▶ Spatial annotation entries

════════════════

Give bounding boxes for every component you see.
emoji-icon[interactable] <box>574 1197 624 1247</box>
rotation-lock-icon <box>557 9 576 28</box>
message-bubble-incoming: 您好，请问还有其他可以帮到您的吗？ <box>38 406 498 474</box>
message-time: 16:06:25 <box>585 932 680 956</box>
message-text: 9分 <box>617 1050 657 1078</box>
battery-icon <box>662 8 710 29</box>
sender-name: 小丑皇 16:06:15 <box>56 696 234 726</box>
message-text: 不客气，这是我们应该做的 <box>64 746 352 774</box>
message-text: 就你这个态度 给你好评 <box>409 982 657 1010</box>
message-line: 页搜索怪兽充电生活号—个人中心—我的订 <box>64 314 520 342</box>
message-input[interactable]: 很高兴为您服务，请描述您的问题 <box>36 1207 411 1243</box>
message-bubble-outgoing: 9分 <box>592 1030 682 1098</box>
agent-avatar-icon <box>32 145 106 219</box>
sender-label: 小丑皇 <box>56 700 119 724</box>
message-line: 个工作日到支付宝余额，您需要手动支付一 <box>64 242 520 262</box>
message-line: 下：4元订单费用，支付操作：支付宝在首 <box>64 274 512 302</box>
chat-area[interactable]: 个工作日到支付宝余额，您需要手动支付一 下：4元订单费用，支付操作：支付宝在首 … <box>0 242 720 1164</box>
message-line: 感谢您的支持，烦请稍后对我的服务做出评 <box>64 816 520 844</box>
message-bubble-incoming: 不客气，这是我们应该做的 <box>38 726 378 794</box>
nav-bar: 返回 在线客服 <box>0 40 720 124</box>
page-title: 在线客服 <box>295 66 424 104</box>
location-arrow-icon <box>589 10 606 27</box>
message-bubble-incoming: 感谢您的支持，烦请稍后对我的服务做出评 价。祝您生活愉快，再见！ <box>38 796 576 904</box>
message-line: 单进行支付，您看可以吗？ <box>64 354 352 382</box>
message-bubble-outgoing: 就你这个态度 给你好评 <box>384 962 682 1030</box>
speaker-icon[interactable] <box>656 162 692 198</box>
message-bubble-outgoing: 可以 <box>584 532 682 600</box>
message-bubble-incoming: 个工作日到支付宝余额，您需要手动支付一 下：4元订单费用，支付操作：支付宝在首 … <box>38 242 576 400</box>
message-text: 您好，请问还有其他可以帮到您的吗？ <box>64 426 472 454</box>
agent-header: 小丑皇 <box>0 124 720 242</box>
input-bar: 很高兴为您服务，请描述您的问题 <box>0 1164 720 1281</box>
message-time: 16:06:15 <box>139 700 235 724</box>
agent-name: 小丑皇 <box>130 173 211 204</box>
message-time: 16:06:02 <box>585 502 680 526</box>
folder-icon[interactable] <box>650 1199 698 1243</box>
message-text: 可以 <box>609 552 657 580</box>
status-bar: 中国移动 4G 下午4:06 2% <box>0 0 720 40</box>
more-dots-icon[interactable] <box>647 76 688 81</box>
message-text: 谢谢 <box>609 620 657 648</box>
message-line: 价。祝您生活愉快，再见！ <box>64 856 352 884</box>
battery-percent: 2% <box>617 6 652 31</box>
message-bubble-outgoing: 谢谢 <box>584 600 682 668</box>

════════════════

▶ Aim of the exercise
Reproduce verbatim every line of the entries from the first line through the line containing "sender-label: 小丑皇 <box>56 700 119 724</box>", with both ends included.

▶ The result
Give bounding boxes for every component you see.
emoji-icon[interactable] <box>574 1197 624 1247</box>
rotation-lock-icon <box>557 9 576 28</box>
message-bubble-incoming: 您好，请问还有其他可以帮到您的吗？ <box>38 406 498 474</box>
message-time: 16:06:25 <box>585 932 680 956</box>
message-text: 9分 <box>617 1050 657 1078</box>
battery-icon <box>662 8 710 29</box>
sender-name: 小丑皇 16:06:15 <box>56 696 234 726</box>
message-text: 不客气，这是我们应该做的 <box>64 746 352 774</box>
message-text: 就你这个态度 给你好评 <box>409 982 657 1010</box>
message-line: 页搜索怪兽充电生活号—个人中心—我的订 <box>64 314 520 342</box>
message-input[interactable]: 很高兴为您服务，请描述您的问题 <box>36 1207 411 1243</box>
message-bubble-outgoing: 9分 <box>592 1030 682 1098</box>
agent-avatar-icon <box>32 145 106 219</box>
sender-label: 小丑皇 <box>56 700 119 724</box>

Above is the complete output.